---- Records provided
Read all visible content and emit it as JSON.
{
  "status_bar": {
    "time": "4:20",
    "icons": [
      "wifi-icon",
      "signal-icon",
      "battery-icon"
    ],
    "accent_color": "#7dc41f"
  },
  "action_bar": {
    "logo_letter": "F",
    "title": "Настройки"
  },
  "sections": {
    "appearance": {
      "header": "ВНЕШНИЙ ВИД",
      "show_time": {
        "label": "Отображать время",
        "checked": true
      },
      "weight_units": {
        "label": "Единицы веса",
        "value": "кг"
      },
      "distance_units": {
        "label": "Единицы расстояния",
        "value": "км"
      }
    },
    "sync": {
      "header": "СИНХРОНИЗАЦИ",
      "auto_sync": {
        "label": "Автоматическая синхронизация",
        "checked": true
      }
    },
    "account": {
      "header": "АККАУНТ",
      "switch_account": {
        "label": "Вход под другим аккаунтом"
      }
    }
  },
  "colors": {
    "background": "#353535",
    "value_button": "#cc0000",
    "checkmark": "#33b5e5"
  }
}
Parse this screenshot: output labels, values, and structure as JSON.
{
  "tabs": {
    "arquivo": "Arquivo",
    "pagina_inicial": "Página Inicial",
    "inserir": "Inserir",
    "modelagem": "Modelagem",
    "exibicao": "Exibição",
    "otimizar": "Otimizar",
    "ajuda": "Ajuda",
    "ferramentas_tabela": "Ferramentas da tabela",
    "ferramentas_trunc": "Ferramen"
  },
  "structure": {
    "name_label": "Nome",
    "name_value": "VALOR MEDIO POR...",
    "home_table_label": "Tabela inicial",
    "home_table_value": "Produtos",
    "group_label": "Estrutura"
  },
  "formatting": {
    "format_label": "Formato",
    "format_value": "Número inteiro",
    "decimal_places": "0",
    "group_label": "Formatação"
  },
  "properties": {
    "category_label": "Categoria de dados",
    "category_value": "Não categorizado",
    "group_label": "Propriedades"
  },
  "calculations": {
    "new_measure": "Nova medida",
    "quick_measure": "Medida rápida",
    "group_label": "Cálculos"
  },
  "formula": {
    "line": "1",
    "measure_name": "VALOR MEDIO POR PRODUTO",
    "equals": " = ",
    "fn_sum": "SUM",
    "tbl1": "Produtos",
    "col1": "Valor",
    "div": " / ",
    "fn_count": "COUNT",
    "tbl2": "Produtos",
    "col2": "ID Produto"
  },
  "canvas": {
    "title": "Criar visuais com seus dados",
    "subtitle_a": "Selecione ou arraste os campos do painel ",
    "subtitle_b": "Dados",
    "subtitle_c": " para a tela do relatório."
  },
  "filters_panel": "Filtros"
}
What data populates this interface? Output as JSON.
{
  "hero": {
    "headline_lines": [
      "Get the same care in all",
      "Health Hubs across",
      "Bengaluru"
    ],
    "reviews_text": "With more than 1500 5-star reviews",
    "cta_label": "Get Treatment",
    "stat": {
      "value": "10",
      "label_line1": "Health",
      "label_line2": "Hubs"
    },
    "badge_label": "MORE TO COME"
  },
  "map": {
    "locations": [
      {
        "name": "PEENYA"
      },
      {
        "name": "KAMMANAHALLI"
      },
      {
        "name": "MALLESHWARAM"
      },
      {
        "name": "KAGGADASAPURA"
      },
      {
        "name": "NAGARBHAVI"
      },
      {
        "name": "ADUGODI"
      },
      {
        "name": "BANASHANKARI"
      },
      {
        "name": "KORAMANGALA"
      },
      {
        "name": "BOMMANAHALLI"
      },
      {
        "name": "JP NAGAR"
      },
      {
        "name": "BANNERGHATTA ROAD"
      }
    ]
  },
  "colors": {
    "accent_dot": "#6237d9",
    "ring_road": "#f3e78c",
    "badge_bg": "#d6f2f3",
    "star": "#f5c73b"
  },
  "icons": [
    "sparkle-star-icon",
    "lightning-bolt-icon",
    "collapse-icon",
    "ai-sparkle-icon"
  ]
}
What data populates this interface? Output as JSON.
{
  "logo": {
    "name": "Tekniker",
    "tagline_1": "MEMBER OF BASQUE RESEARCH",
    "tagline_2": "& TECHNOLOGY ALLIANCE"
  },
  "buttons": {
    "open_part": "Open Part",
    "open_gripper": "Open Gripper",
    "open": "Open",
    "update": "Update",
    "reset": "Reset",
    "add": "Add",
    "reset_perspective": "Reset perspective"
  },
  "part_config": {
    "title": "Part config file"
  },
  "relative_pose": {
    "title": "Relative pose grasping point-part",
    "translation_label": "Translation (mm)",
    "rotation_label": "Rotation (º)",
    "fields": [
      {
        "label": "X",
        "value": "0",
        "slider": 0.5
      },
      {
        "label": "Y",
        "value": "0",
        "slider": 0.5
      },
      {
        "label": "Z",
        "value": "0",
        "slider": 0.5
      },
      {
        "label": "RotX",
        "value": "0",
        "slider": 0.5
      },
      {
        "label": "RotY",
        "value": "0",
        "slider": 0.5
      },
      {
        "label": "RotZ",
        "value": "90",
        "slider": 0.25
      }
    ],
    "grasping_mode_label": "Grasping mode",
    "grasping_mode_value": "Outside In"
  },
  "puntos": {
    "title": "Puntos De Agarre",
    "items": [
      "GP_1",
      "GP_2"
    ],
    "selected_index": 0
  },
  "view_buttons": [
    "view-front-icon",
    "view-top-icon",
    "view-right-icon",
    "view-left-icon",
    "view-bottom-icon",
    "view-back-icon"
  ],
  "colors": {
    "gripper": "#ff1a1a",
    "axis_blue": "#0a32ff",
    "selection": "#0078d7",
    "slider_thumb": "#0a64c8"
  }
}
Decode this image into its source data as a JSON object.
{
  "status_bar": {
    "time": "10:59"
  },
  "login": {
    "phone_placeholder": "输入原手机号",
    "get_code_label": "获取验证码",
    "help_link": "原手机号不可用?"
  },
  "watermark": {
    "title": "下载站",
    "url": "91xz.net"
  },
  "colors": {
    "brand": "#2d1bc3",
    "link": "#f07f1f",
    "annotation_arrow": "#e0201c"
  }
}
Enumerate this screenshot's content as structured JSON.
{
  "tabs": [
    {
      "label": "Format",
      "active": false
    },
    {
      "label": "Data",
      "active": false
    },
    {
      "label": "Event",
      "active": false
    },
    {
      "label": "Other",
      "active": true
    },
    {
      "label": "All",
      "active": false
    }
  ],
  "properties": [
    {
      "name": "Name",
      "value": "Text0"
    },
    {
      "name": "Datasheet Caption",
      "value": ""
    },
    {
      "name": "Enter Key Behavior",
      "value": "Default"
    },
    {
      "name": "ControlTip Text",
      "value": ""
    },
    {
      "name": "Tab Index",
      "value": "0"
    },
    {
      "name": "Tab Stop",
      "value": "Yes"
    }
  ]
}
--------
▶ _Short task_: Restate the listing in full, word for word.

▶ _Output below_:
Read all visible content and emit it as JSON.
{
  "status_bar": {
    "time": "4:20",
    "icons": [
      "wifi-icon",
      "signal-icon",
      "battery-icon"
    ],
    "accent_color": "#7dc41f"
  },
  "action_bar": {
    "logo_letter": "F",
    "title": "Настройки"
  },
  "sections": {
    "appearance": {
      "header": "ВНЕШНИЙ ВИД",
      "show_time": {
        "label": "Отображать время",
        "checked": true
      },
      "weight_units": {
        "label": "Единицы веса",
        "value": "кг"
      },
      "distance_units": {
        "label": "Единицы расстояния",
        "value": "км"
      }
    },
    "sync": {
      "header": "СИНХРОНИЗАЦИ",
      "auto_sync": {
        "label": "Автоматическая синхронизация",
        "checked": true
      }
    },
    "account": {
      "header": "АККАУНТ",
      "switch_account": {
        "label": "Вход под другим аккаунтом"
      }
    }
  },
  "colors": {
    "background": "#353535",
    "value_button": "#cc0000",
    "checkmark": "#33b5e5"
  }
}
Parse this screenshot: output labels, values, and structure as JSON.
{
  "tabs": {
    "arquivo": "Arquivo",
    "pagina_inicial": "Página Inicial",
    "inserir": "Inserir",
    "modelagem": "Modelagem",
    "exibicao": "Exibição",
    "otimizar": "Otimizar",
    "ajuda": "Ajuda",
    "ferramentas_tabela": "Ferramentas da tabela",
    "ferramentas_trunc": "Ferramen"
  },
  "structure": {
    "name_label": "Nome",
    "name_value": "VALOR MEDIO POR...",
    "home_table_label": "Tabela inicial",
    "home_table_value": "Produtos",
    "group_label": "Estrutura"
  },
  "formatting": {
    "format_label": "Formato",
    "format_value": "Número inteiro",
    "decimal_places": "0",
    "group_label": "Formatação"
  },
  "properties": {
    "category_label": "Categoria de dados",
    "category_value": "Não categorizado",
    "group_label": "Propriedades"
  },
  "calculations": {
    "new_measure": "Nova medida",
    "quick_measure": "Medida rápida",
    "group_label": "Cálculos"
  },
  "formula": {
    "line": "1",
    "measure_name": "VALOR MEDIO POR PRODUTO",
    "equals": " = ",
    "fn_sum": "SUM",
    "tbl1": "Produtos",
    "col1": "Valor",
    "div": " / ",
    "fn_count": "COUNT",
    "tbl2": "Produtos",
    "col2": "ID Produto"
  },
  "canvas": {
    "title": "Criar visuais com seus dados",
    "subtitle_a": "Selecione ou arraste os campos do painel ",
    "subtitle_b": "Dados",
    "subtitle_c": " para a tela do relatório."
  },
  "filters_panel": "Filtros"
}
What data populates this interface? Output as JSON.
{
  "hero": {
    "headline_lines": [
      "Get the same care in all",
      "Health Hubs across",
      "Bengaluru"
    ],
    "reviews_text": "With more than 1500 5-star reviews",
    "cta_label": "Get Treatment",
    "stat": {
      "value": "10",
      "label_line1": "Health",
      "label_line2": "Hubs"
    },
    "badge_label": "MORE TO COME"
  },
  "map": {
    "locations": [
      {
        "name": "PEENYA"
      },
      {
        "name": "KAMMANAHALLI"
      },
      {
        "name": "MALLESHWARAM"
      },
      {
        "name": "KAGGADASAPURA"
      },
      {
        "name": "NAGARBHAVI"
      },
      {
        "name": "ADUGODI"
      },
      {
        "name": "BANASHANKARI"
      },
      {
        "name": "KORAMANGALA"
      },
      {
        "name": "BOMMANAHALLI"
      },
      {
        "name": "JP NAGAR"
      },
      {
        "name": "BANNERGHATTA ROAD"
      }
    ]
  },
  "colors": {
    "accent_dot": "#6237d9",
    "ring_road": "#f3e78c",
    "badge_bg": "#d6f2f3",
    "star": "#f5c73b"
  },
  "icons": [
    "sparkle-star-icon",
    "lightning-bolt-icon",
    "collapse-icon",
    "ai-sparkle-icon"
  ]
}
What data populates this interface? Output as JSON.
{
  "logo": {
    "name": "Tekniker",
    "tagline_1": "MEMBER OF BASQUE RESEARCH",
    "tagline_2": "& TECHNOLOGY ALLIANCE"
  },
  "buttons": {
    "open_part": "Open Part",
    "open_gripper": "Open Gripper",
    "open": "Open",
    "update": "Update",
    "reset": "Reset",
    "add": "Add",
    "reset_perspective": "Reset perspective"
  },
  "part_config": {
    "title": "Part config file"
  },
  "relative_pose": {
    "title": "Relative pose grasping point-part",
    "translation_label": "Translation (mm)",
    "rotation_label": "Rotation (º)",
    "fields": [
      {
        "label": "X",
        "value": "0",
        "slider": 0.5
      },
      {
        "label": "Y",
        "value": "0",
        "slider": 0.5
      },
      {
        "label": "Z",
        "value": "0",
        "slider": 0.5
      },
      {
        "label": "RotX",
        "value": "0",
        "slider": 0.5
      },
      {
        "label": "RotY",
        "value": "0",
        "slider": 0.5
      },
      {
        "label": "RotZ",
        "value": "90",
        "slider": 0.25
      }
    ],
    "grasping_mode_label": "Grasping mode",
    "grasping_mode_value": "Outside In"
  },
  "puntos": {
    "title": "Puntos De Agarre",
    "items": [
      "GP_1",
      "GP_2"
    ],
    "selected_index": 0
  },
  "view_buttons": [
    "view-front-icon",
    "view-top-icon",
    "view-right-icon",
    "view-left-icon",
    "view-bottom-icon",
    "view-back-icon"
  ],
  "colors": {
    "gripper": "#ff1a1a",
    "axis_blue": "#0a32ff",
    "selection": "#0078d7",
    "slider_thumb": "#0a64c8"
  }
}
Decode this image into its source data as a JSON object.
{
  "status_bar": {
    "time": "10:59"
  },
  "login": {
    "phone_placeholder": "输入原手机号",
    "get_code_label": "获取验证码",
    "help_link": "原手机号不可用?"
  },
  "watermark": {
    "title": "下载站",
    "url": "91xz.net"
  },
  "colors": {
    "brand": "#2d1bc3",
    "link": "#f07f1f",
    "annotation_arrow": "#e0201c"
  }
}
Enumerate this screenshot's content as structured JSON.
{
  "tabs": [
    {
      "label": "Format",
      "active": false
    },
    {
      "label": "Data",
      "active": false
    },
    {
      "label": "Event",
      "active": false
    },
    {
      "label": "Other",
      "active": true
    },
    {
      "label": "All",
      "active": false
    }
  ],
  "properties": [
    {
      "name": "Name",
      "value": "Text0"
    },
    {
      "name": "Datasheet Caption",
      "value": ""
    },
    {
      "name": "Enter Key Behavior",
      "value": "Default"
    },
    {
      "name": "ControlTip Text",
      "value": ""
    },
    {
      "name": "Tab Index",
      "value": "0"
    },
    {
      "name": "Tab Stop",
      "value": "Yes"
    }
  ]
}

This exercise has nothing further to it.